[Rows from a figure dataset]

--*--

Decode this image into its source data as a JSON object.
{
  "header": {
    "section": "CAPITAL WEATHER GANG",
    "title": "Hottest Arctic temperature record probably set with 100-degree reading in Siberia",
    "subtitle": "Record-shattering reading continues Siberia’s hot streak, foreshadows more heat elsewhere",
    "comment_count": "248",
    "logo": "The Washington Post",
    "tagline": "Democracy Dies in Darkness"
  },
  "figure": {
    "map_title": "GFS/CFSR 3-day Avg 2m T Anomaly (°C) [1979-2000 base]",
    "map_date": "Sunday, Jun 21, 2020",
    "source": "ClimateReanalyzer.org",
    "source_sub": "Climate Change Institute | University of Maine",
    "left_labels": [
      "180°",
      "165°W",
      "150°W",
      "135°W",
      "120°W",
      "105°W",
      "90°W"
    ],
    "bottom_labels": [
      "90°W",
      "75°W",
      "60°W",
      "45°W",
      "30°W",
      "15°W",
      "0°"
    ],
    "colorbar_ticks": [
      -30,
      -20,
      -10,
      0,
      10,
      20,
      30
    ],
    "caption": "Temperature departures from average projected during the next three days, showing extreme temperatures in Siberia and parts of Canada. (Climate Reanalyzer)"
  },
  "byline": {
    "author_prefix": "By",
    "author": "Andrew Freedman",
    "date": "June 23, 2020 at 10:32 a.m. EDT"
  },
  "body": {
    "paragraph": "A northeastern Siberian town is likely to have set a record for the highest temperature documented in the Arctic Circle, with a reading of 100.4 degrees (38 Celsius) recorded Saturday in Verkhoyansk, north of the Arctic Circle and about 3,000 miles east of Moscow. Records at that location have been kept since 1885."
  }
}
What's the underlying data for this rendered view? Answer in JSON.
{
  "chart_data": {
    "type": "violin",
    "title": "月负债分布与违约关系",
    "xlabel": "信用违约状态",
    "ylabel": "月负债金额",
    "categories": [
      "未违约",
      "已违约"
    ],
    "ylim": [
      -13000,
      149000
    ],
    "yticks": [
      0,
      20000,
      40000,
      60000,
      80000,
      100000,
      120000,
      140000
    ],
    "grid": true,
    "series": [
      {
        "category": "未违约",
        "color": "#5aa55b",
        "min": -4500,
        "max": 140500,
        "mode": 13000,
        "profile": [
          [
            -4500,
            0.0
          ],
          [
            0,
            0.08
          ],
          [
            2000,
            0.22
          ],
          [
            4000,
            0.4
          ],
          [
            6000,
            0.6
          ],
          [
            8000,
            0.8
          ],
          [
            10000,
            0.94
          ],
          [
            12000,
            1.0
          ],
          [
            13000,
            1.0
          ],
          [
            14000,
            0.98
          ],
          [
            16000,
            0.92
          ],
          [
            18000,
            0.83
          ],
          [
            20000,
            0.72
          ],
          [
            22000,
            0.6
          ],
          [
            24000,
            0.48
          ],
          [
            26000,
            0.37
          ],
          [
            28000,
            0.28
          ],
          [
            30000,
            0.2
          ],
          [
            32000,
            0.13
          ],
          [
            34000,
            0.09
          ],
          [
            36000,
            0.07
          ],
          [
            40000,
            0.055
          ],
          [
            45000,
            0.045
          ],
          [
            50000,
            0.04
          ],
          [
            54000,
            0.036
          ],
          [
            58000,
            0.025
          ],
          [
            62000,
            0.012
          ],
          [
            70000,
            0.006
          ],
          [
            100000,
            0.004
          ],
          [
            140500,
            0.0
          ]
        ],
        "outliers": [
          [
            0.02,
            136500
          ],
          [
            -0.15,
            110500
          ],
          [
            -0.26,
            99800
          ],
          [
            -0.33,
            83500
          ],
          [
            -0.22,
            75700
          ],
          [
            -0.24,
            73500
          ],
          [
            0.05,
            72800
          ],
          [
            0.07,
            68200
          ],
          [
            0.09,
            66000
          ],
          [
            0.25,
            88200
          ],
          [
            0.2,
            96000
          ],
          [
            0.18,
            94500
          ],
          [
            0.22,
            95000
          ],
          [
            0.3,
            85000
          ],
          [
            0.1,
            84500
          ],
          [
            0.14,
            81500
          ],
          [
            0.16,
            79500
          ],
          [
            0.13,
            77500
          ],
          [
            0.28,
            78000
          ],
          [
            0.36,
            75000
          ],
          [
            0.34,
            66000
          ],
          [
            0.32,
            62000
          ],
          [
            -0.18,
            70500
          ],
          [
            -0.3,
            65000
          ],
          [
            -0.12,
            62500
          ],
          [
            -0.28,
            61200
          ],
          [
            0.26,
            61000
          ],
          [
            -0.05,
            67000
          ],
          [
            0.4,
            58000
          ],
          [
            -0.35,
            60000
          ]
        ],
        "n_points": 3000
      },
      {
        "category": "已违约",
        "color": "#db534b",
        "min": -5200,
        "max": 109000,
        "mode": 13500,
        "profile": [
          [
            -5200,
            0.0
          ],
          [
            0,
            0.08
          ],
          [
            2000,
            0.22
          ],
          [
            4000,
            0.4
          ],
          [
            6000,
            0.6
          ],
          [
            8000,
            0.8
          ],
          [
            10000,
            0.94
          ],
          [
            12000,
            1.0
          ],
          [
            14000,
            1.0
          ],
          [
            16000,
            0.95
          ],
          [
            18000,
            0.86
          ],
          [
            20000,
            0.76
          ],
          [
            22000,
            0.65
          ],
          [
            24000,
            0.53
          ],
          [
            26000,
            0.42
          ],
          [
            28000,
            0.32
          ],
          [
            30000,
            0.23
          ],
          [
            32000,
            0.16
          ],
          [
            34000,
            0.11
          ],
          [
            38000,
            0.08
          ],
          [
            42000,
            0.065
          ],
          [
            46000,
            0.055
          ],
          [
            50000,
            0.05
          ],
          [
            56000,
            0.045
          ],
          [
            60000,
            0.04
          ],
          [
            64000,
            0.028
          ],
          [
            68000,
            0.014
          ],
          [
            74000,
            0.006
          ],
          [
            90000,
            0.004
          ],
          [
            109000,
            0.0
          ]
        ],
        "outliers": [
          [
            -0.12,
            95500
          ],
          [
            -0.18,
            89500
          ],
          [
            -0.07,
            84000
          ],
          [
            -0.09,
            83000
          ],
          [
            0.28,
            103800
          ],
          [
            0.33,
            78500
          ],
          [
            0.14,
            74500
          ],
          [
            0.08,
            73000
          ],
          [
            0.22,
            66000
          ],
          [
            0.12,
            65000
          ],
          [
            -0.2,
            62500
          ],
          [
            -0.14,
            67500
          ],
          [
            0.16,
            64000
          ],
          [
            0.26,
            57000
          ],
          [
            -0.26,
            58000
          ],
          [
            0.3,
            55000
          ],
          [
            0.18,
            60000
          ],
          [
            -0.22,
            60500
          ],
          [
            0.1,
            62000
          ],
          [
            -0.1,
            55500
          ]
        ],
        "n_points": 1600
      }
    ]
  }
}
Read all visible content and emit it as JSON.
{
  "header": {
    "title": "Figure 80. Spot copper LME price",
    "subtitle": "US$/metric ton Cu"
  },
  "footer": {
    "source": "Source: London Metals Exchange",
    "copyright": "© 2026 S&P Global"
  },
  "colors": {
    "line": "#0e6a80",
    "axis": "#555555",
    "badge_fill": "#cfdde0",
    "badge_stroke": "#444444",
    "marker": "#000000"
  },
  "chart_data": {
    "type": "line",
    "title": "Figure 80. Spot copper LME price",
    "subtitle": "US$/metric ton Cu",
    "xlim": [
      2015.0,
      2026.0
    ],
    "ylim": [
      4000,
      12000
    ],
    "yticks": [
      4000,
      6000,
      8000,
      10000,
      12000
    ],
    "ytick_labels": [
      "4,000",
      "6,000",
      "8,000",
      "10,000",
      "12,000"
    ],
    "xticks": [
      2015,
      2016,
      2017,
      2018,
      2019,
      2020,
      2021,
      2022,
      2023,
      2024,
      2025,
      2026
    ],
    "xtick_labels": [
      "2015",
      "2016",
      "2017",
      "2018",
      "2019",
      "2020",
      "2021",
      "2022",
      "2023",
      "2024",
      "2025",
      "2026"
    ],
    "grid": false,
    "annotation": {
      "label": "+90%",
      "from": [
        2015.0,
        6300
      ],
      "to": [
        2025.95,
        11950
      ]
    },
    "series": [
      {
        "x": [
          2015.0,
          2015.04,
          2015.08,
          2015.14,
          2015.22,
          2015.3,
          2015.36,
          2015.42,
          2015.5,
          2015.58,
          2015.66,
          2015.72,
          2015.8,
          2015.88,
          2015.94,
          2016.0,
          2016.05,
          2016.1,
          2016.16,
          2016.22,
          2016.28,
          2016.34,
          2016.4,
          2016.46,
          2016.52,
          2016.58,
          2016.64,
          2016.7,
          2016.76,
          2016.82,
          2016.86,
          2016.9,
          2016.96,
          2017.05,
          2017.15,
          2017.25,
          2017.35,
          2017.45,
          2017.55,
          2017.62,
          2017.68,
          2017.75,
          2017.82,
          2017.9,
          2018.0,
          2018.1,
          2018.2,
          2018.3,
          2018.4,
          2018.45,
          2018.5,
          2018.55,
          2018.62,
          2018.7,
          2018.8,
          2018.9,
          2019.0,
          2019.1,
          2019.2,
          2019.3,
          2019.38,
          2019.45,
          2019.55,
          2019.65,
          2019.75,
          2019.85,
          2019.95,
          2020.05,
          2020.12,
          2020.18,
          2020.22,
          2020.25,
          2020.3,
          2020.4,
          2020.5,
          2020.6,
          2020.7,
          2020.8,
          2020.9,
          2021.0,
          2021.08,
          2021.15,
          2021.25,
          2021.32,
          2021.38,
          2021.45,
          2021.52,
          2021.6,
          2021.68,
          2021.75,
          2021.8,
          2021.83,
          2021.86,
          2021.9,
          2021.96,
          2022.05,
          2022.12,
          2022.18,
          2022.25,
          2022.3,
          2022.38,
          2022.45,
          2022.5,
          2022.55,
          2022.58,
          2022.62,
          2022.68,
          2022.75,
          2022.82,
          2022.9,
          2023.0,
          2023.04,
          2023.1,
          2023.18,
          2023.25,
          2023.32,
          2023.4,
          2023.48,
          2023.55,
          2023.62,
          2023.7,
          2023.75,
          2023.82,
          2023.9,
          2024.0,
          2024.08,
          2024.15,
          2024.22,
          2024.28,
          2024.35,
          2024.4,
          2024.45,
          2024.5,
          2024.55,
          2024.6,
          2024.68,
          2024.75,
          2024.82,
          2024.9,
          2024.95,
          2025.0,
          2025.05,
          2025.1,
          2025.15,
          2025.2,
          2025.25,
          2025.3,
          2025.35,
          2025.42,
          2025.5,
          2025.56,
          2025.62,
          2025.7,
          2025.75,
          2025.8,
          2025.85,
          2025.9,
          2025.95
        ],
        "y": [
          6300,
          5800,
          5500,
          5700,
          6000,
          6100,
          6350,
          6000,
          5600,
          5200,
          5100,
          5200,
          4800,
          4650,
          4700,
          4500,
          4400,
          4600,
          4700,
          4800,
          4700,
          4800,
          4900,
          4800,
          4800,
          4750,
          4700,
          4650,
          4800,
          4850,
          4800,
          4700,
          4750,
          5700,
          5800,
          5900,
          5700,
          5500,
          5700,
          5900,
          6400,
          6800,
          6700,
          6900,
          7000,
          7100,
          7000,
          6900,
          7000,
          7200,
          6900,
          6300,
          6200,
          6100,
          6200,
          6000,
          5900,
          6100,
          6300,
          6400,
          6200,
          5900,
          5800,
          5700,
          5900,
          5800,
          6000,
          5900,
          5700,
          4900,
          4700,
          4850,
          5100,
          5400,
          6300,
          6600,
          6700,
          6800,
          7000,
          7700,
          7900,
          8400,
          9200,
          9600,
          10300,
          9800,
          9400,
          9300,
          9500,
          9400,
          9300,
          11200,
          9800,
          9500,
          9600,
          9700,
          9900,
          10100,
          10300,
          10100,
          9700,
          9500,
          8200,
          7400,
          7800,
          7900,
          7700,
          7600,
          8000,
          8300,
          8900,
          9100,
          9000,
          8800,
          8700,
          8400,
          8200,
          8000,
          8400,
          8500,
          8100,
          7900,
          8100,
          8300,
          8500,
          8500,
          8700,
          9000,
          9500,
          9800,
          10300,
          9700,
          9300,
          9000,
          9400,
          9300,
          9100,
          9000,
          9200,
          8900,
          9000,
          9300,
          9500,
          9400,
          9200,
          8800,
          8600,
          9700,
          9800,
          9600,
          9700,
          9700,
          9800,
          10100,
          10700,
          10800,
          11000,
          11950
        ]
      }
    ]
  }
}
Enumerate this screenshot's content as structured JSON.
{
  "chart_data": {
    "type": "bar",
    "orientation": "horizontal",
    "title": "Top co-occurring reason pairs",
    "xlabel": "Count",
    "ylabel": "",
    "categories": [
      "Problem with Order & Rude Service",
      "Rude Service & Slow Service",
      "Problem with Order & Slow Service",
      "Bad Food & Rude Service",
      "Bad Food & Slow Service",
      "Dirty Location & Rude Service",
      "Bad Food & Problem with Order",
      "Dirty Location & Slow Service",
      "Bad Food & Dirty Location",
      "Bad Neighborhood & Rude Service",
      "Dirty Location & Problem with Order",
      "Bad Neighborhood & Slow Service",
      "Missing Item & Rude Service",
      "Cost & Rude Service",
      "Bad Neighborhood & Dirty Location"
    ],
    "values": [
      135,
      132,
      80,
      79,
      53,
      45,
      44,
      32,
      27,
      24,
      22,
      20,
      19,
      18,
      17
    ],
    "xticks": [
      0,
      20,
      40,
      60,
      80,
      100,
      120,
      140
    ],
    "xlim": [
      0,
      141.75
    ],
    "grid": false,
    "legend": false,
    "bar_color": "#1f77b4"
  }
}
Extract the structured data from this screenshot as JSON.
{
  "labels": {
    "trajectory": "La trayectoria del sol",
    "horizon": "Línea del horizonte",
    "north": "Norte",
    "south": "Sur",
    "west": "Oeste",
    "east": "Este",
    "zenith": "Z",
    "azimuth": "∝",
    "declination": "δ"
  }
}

--*--

Job: Pick out lines containing the word "Problem", each one as written.

Final answer:
      "Problem with Order & Rude Service",
      "Problem with Order & Slow Service",
      "Bad Food & Problem with Order",
      "Dirty Location & Problem with Order",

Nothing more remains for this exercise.